_Labeled region entries_
---
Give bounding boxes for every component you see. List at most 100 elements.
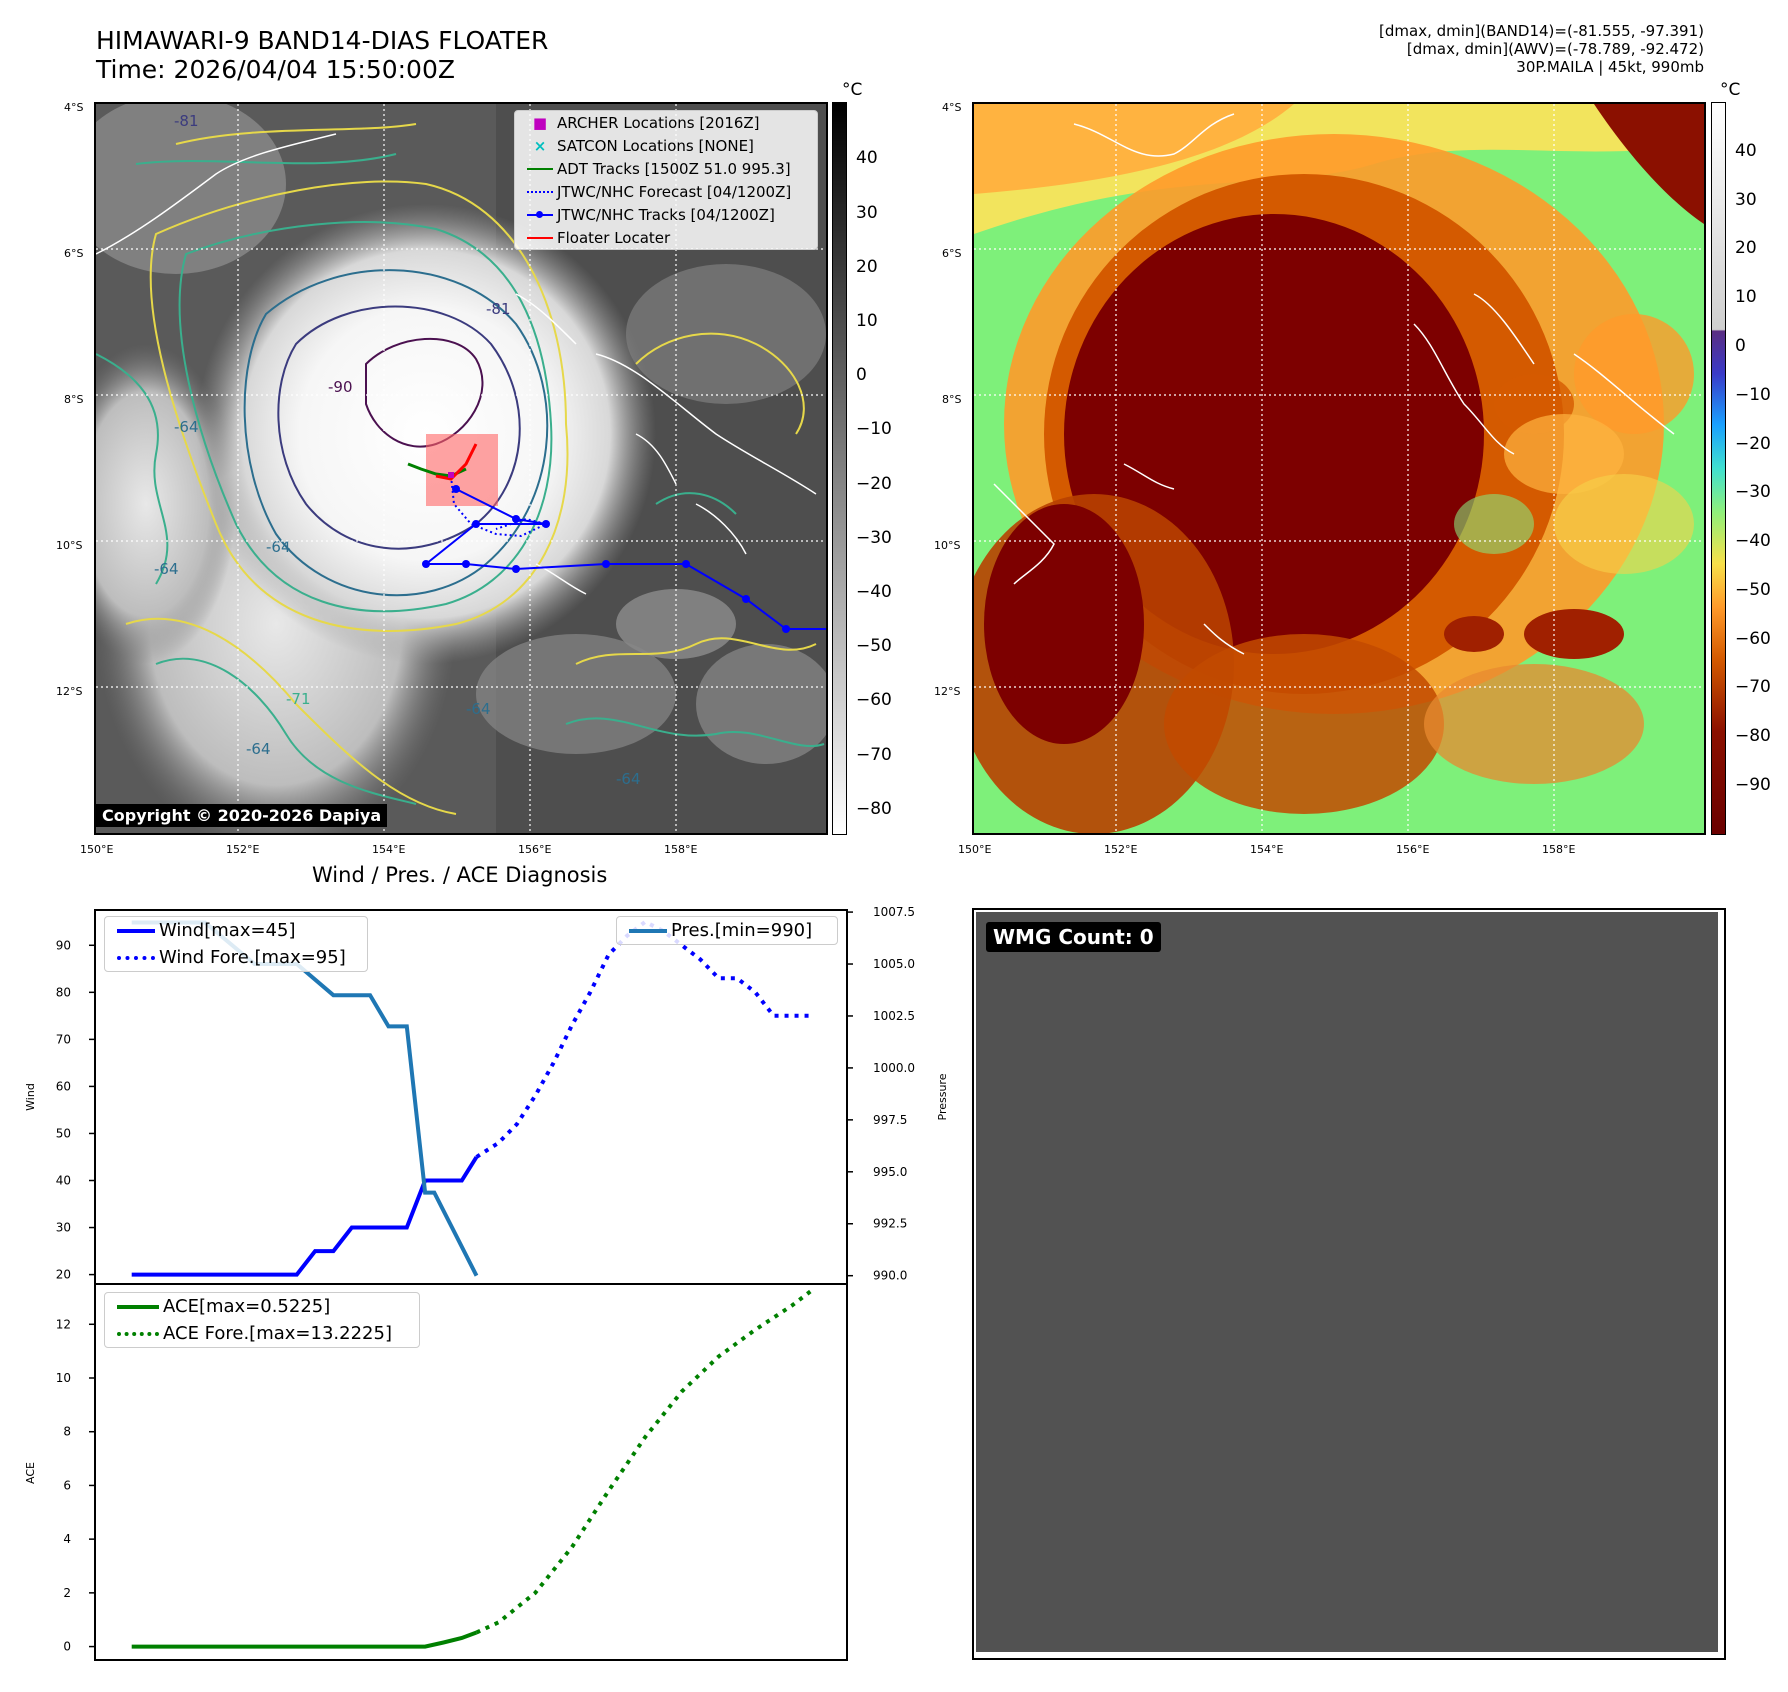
contour-label-group: -81 -90 -64 -64 -64 -64 -64 -81 -71 -64 (154, 112, 641, 788)
ace-tick-label: 0 (63, 1640, 71, 1654)
square-marker-icon: ■ (532, 113, 548, 132)
contour-label: -64 (154, 560, 179, 578)
info-line3: 30P.MAILA | 45kt, 990mb (1516, 58, 1704, 76)
colorbar-tick: 0 (856, 365, 867, 385)
colorbar-tick: −20 (856, 474, 892, 494)
contour-label: -90 (328, 378, 353, 396)
colorbar-tick: 40 (1735, 141, 1757, 161)
ace-series-line (131, 1630, 478, 1649)
colorbar-tick: 10 (1735, 287, 1757, 307)
grid-lines (974, 104, 1704, 833)
lat-tick: 6°S (64, 247, 84, 260)
wind-forecast-series-line (475, 919, 811, 1159)
legend-item-jtwc-tracks: JTWC/NHC Tracks [04/1200Z] (515, 203, 817, 226)
colorbar-tick: −10 (856, 419, 892, 439)
contour-label: -64 (466, 700, 491, 718)
solid-line-icon (113, 1304, 163, 1309)
ace-tick-label: 12 (56, 1317, 71, 1331)
lat-tick: 12°S (934, 685, 961, 698)
wind-tick-label: 70 (56, 1032, 71, 1046)
pressure-axis-label: Pressure (936, 1073, 949, 1120)
lat-tick: 8°S (64, 393, 84, 406)
pressure-tick-label: 1002.5 (873, 1009, 915, 1023)
lat-tick: 10°S (934, 539, 961, 552)
ace-axis-label: ACE (24, 1462, 37, 1484)
pressure-tick-label: 1005.0 (873, 957, 915, 971)
ace-legend: ACE[max=0.5225] ACE Fore.[max=13.2225] (104, 1292, 420, 1348)
solid-line-icon (523, 236, 557, 239)
ace-tick-label: 10 (56, 1371, 71, 1385)
solid-line-icon (523, 167, 557, 170)
colorbar-tick: −30 (856, 528, 892, 548)
coastlines (96, 133, 817, 595)
ace-plot-frame (94, 1283, 848, 1661)
line-dot-icon (523, 210, 557, 218)
contour-label: -81 (174, 112, 199, 130)
wmg-panel: WMG Count: 0 (972, 908, 1726, 1660)
lon-tick: 150°E (958, 843, 992, 856)
lon-tick: 158°E (664, 843, 698, 856)
colorbar-unit: °C (842, 80, 863, 100)
lon-tick: 156°E (1396, 843, 1430, 856)
awv-map-image (974, 104, 1704, 833)
copyright-label: Copyright © 2020-2026 Dapiya (96, 804, 388, 827)
colorbar-tick: −80 (1735, 726, 1771, 746)
archer-location (448, 472, 454, 478)
legend-item-archer: ■ ARCHER Locations [2016Z] (515, 111, 817, 134)
ace-tick-label: 6 (63, 1478, 71, 1492)
colorbar-tick: 30 (856, 203, 878, 223)
info-block: [dmax, dmin](BAND14)=(-81.555, -97.391) … (1379, 22, 1704, 76)
legend-item-floater: Floater Locater (515, 226, 817, 249)
wind-tick-label: 20 (56, 1268, 71, 1282)
colorbar-tick: 40 (856, 148, 878, 168)
lat-tick: 4°S (64, 101, 84, 114)
colorbar-tick: −90 (1735, 775, 1771, 795)
dotted-line-icon (523, 190, 557, 193)
diagnosis-title: Wind / Pres. / ACE Diagnosis (312, 863, 608, 887)
lat-tick: 12°S (56, 685, 83, 698)
colorbar-tick: −70 (856, 745, 892, 765)
legend-item-wind: Wind[max=45] (105, 917, 367, 944)
legend-item-wind-forecast: Wind Fore.[max=95] (105, 944, 367, 971)
band14-map: -81 -90 -64 -64 -64 -64 -64 -81 -71 -64 (94, 102, 828, 835)
pressure-tick-label: 1000.0 (873, 1061, 915, 1075)
legend-item-ace: ACE[max=0.5225] (105, 1293, 419, 1320)
legend-item-jtwc-forecast: JTWC/NHC Forecast [04/1200Z] (515, 180, 817, 203)
colorbar-tick: −50 (856, 636, 892, 656)
jtwc-track-line (423, 488, 826, 630)
lat-tick: 4°S (942, 101, 962, 114)
lon-tick: 152°E (1104, 843, 1138, 856)
legend-item-pressure: Pres.[min=990] (617, 917, 837, 944)
title-line1: HIMAWARI-9 BAND14-DIAS FLOATER (96, 26, 549, 55)
ace-tick-label: 4 (63, 1532, 71, 1546)
pressure-tick-label: 1007.5 (873, 905, 915, 919)
info-line1: [dmax, dmin](BAND14)=(-81.555, -97.391) (1379, 22, 1704, 40)
wind-tick-label: 30 (56, 1221, 71, 1235)
pressure-tick-label: 990.0 (873, 1269, 907, 1283)
x-marker-icon: × (533, 136, 547, 155)
wind-tick-label: 90 (56, 938, 71, 952)
legend-item-adt: ADT Tracks [1500Z 51.0 995.3] (515, 157, 817, 180)
lat-tick: 8°S (942, 393, 962, 406)
title-line2: Time: 2026/04/04 15:50:00Z (96, 55, 455, 84)
pressure-tick-label: 997.5 (873, 1113, 907, 1127)
contour-label: -64 (616, 770, 641, 788)
colorbar-tick: −50 (1735, 580, 1771, 600)
cloud-nw (96, 104, 286, 274)
colorbar-tick: −80 (856, 799, 892, 819)
wind-tick-label: 80 (56, 985, 71, 999)
wind-tick-label: 40 (56, 1174, 71, 1188)
dotted-line-icon (113, 955, 159, 960)
contour-label: -81 (486, 300, 511, 318)
colorbar-tick: −40 (856, 582, 892, 602)
pressure-tick-label: 995.0 (873, 1165, 907, 1179)
lon-tick: 154°E (372, 843, 406, 856)
dotted-line-icon (113, 1331, 163, 1336)
map-legend: ■ ARCHER Locations [2016Z] × SATCON Loca… (514, 110, 818, 250)
contour-label: -64 (174, 418, 199, 436)
jtwc-forecast-track (450, 475, 549, 538)
colorbar-tick: 10 (856, 311, 878, 331)
wind-tick-label: 60 (56, 1079, 71, 1093)
wmg-count-label: WMG Count: 0 (986, 922, 1161, 952)
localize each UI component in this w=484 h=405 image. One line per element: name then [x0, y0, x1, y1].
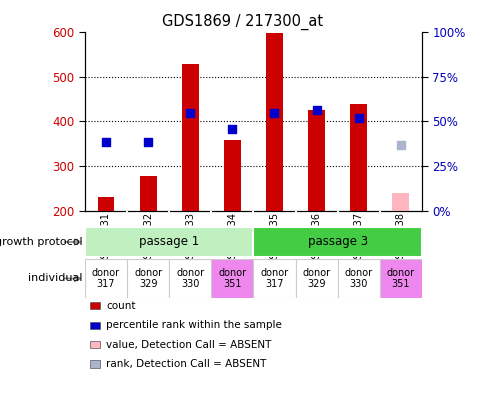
Bar: [85, 227, 253, 257]
Text: donor
317: donor 317: [260, 268, 288, 289]
Bar: [349, 104, 366, 211]
Bar: [337, 259, 379, 298]
Bar: [295, 259, 337, 298]
Text: donor
330: donor 330: [176, 268, 204, 289]
Bar: [307, 110, 324, 211]
Bar: [97, 197, 114, 211]
Text: individual: individual: [28, 273, 82, 283]
Text: growth protocol: growth protocol: [0, 237, 82, 247]
Text: donor
329: donor 329: [134, 268, 162, 289]
Bar: [139, 176, 156, 211]
Bar: [182, 64, 198, 211]
Point: [186, 110, 194, 117]
Bar: [253, 259, 295, 298]
Bar: [85, 259, 127, 298]
Point: [144, 138, 151, 145]
Point: [354, 115, 362, 121]
Text: donor
317: donor 317: [91, 268, 120, 289]
Text: donor
351: donor 351: [386, 268, 414, 289]
Point: [102, 138, 109, 145]
Bar: [266, 33, 282, 211]
Text: count: count: [106, 301, 136, 311]
Text: passage 1: passage 1: [139, 235, 199, 249]
Point: [228, 126, 236, 132]
Text: donor
330: donor 330: [344, 268, 372, 289]
Text: passage 3: passage 3: [307, 235, 367, 249]
Bar: [169, 259, 211, 298]
Bar: [127, 259, 169, 298]
Bar: [211, 259, 253, 298]
Bar: [253, 227, 421, 257]
Text: value, Detection Call = ABSENT: value, Detection Call = ABSENT: [106, 340, 271, 350]
Bar: [224, 140, 240, 211]
Text: rank, Detection Call = ABSENT: rank, Detection Call = ABSENT: [106, 359, 266, 369]
Text: donor
351: donor 351: [218, 268, 246, 289]
Bar: [379, 259, 421, 298]
Text: donor
329: donor 329: [302, 268, 330, 289]
Point: [312, 107, 320, 113]
Bar: [392, 193, 408, 211]
Text: percentile rank within the sample: percentile rank within the sample: [106, 320, 282, 330]
Point: [270, 109, 278, 116]
Text: GDS1869 / 217300_at: GDS1869 / 217300_at: [162, 14, 322, 30]
Point: [396, 141, 404, 148]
---
Copy out, character for character, the lines in the records above that begin with the line containing "contour-label-group: -81 -90" and end with the line containing "line-dot-icon (523, 210, 557, 218)", including both of those lines.

_Correct result_
contour-label-group: -81 -90 -64 -64 -64 -64 -64 -81 -71 -64 (154, 112, 641, 788)
ace-tick-label: 0 (63, 1640, 71, 1654)
square-marker-icon: ■ (532, 113, 548, 132)
contour-label: -64 (154, 560, 179, 578)
info-line3: 30P.MAILA | 45kt, 990mb (1516, 58, 1704, 76)
colorbar-tick: 0 (856, 365, 867, 385)
colorbar-tick: −20 (856, 474, 892, 494)
contour-label: -90 (328, 378, 353, 396)
colorbar-tick: 40 (1735, 141, 1757, 161)
ace-series-line (131, 1630, 478, 1649)
colorbar-tick: 10 (1735, 287, 1757, 307)
grid-lines (974, 104, 1704, 833)
lat-tick: 6°S (64, 247, 84, 260)
wind-forecast-series-line (475, 919, 811, 1159)
legend-item-jtwc-tracks: JTWC/NHC Tracks [04/1200Z] (515, 203, 817, 226)
colorbar-tick: −10 (856, 419, 892, 439)
contour-label: -64 (466, 700, 491, 718)
solid-line-icon (113, 1304, 163, 1309)
ace-tick-label: 12 (56, 1317, 71, 1331)
lat-tick: 12°S (934, 685, 961, 698)
wind-tick-label: 70 (56, 1032, 71, 1046)
pressure-axis-label: Pressure (936, 1073, 949, 1120)
lat-tick: 8°S (64, 393, 84, 406)
pressure-tick-label: 1002.5 (873, 1009, 915, 1023)
lat-tick: 10°S (934, 539, 961, 552)
ace-axis-label: ACE (24, 1462, 37, 1484)
pressure-tick-label: 1005.0 (873, 957, 915, 971)
ace-legend: ACE[max=0.5225] ACE Fore.[max=13.2225] (104, 1292, 420, 1348)
solid-line-icon (523, 236, 557, 239)
ace-tick-label: 10 (56, 1371, 71, 1385)
solid-line-icon (523, 167, 557, 170)
colorbar-tick: −30 (856, 528, 892, 548)
coastlines (96, 133, 817, 595)
ace-plot-frame (94, 1283, 848, 1661)
line-dot-icon (523, 210, 557, 218)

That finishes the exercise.